*DATA ENTRIES*.
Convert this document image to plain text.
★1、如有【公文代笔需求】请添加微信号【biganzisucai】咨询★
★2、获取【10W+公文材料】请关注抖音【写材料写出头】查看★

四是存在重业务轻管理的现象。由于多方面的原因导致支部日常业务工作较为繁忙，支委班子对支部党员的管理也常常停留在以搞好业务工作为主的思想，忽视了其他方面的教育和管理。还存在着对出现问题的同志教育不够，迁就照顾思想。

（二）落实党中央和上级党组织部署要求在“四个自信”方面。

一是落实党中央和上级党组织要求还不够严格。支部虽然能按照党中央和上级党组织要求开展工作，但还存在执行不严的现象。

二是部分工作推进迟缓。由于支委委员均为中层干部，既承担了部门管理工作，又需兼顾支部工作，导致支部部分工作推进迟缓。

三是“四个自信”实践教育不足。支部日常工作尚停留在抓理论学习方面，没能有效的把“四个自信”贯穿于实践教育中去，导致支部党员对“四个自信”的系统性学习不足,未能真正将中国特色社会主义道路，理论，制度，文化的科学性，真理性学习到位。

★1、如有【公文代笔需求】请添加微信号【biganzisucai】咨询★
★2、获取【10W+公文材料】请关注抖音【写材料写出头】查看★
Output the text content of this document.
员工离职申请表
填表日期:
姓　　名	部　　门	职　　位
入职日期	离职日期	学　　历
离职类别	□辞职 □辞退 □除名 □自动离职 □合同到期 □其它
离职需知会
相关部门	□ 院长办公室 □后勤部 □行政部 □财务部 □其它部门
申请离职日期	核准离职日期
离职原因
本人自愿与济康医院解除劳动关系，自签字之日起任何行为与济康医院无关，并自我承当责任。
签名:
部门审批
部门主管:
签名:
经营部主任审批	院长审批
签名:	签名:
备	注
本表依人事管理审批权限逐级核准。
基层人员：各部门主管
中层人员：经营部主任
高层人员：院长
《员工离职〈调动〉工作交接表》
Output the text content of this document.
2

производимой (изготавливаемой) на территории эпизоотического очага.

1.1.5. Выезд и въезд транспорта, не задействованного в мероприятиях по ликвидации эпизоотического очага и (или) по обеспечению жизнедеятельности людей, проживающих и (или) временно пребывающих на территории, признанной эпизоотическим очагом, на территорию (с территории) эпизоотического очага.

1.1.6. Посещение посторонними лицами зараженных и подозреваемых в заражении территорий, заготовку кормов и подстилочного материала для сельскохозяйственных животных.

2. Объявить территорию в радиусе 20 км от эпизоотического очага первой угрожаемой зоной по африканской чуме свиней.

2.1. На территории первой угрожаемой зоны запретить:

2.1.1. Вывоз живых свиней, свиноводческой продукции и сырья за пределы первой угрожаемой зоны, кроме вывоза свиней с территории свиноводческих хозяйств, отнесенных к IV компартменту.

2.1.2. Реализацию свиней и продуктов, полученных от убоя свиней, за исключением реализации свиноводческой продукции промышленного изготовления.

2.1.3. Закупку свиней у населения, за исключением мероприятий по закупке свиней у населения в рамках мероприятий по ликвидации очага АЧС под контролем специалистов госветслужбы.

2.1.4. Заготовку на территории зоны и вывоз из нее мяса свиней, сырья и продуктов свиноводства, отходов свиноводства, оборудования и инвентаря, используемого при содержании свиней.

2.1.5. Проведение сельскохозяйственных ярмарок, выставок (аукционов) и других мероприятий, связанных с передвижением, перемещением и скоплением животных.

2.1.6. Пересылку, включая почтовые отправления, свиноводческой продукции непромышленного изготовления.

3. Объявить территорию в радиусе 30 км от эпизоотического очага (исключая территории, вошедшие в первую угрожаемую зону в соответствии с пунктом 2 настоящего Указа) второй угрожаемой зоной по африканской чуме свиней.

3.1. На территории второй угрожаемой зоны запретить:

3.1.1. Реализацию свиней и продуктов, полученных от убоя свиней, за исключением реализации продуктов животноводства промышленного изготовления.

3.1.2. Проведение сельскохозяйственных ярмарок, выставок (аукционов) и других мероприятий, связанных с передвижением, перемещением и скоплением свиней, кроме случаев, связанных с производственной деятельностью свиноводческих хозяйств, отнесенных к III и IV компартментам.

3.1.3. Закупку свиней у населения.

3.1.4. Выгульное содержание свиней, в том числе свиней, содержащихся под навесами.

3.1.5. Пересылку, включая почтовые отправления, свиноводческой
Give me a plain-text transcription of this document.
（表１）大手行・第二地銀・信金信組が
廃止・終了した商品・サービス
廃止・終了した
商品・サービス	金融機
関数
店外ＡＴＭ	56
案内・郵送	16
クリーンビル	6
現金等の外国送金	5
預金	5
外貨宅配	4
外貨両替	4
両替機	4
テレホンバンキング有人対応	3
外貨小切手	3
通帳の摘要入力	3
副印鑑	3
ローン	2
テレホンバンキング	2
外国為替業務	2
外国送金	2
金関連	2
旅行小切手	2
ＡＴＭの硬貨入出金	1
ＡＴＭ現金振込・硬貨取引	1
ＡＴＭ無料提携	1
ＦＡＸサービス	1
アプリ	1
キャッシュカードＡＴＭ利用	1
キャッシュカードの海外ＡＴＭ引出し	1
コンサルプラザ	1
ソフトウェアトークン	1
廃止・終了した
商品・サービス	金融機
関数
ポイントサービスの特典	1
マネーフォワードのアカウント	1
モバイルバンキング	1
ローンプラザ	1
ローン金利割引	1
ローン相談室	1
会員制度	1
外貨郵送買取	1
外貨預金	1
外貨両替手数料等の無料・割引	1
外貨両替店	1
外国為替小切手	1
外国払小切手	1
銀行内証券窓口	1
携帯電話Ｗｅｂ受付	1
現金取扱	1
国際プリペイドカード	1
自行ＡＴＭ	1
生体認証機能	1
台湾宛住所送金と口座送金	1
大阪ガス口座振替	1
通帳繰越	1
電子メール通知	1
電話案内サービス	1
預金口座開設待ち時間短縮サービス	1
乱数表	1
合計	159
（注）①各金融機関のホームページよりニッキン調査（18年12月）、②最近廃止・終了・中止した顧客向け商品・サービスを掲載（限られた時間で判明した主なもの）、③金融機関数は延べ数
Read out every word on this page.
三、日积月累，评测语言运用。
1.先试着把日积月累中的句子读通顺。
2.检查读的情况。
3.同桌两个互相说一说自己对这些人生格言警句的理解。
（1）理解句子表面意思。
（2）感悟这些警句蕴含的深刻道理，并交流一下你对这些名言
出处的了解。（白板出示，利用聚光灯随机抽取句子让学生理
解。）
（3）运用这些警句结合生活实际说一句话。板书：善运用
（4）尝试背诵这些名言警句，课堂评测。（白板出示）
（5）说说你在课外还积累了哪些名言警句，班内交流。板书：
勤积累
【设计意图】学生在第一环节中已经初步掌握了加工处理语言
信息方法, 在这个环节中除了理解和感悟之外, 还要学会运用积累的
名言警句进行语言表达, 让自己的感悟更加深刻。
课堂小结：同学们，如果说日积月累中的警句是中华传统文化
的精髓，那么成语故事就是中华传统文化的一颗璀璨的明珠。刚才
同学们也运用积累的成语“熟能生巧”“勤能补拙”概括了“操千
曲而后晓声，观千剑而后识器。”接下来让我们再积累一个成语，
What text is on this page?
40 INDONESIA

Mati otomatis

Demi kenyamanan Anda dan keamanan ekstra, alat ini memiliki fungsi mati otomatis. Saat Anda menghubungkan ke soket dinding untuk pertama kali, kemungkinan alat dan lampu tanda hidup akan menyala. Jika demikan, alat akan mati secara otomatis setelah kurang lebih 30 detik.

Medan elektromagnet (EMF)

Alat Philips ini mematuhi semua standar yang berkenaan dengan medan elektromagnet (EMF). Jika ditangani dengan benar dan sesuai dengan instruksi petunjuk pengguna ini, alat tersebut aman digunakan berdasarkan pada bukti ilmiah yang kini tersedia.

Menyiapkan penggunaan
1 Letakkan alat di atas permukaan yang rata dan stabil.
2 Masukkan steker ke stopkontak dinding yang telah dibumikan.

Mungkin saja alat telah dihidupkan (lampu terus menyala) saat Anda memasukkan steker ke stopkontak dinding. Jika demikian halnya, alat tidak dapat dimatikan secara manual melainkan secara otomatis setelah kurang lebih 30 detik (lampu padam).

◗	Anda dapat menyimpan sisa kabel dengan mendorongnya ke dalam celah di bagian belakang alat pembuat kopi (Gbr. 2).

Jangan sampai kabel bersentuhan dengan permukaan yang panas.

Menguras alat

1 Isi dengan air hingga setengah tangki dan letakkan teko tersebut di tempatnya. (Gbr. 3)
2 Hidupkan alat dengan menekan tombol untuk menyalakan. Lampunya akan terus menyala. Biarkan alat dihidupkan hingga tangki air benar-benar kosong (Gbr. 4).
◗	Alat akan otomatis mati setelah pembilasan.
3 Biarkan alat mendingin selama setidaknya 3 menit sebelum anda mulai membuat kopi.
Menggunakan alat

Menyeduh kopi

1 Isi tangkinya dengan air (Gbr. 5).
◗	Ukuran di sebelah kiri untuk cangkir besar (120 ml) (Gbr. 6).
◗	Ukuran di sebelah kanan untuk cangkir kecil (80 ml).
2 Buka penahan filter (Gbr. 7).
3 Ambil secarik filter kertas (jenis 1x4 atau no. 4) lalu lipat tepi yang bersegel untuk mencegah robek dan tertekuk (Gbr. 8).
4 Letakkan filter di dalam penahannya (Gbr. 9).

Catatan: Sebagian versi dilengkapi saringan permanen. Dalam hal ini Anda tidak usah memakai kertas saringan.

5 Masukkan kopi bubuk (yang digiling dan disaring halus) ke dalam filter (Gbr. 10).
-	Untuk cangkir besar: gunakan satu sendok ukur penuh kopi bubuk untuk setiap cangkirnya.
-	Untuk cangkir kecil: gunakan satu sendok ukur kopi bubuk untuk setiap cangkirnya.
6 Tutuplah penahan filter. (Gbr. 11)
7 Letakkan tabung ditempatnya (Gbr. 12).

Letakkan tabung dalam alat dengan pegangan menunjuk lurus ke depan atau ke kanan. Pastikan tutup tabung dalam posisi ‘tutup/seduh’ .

*DIRECTIONS*. Check each line of the data above for the word "permukaan" and say how many lines have it. Give the number alone.

*RIGHT ANSWER*. 2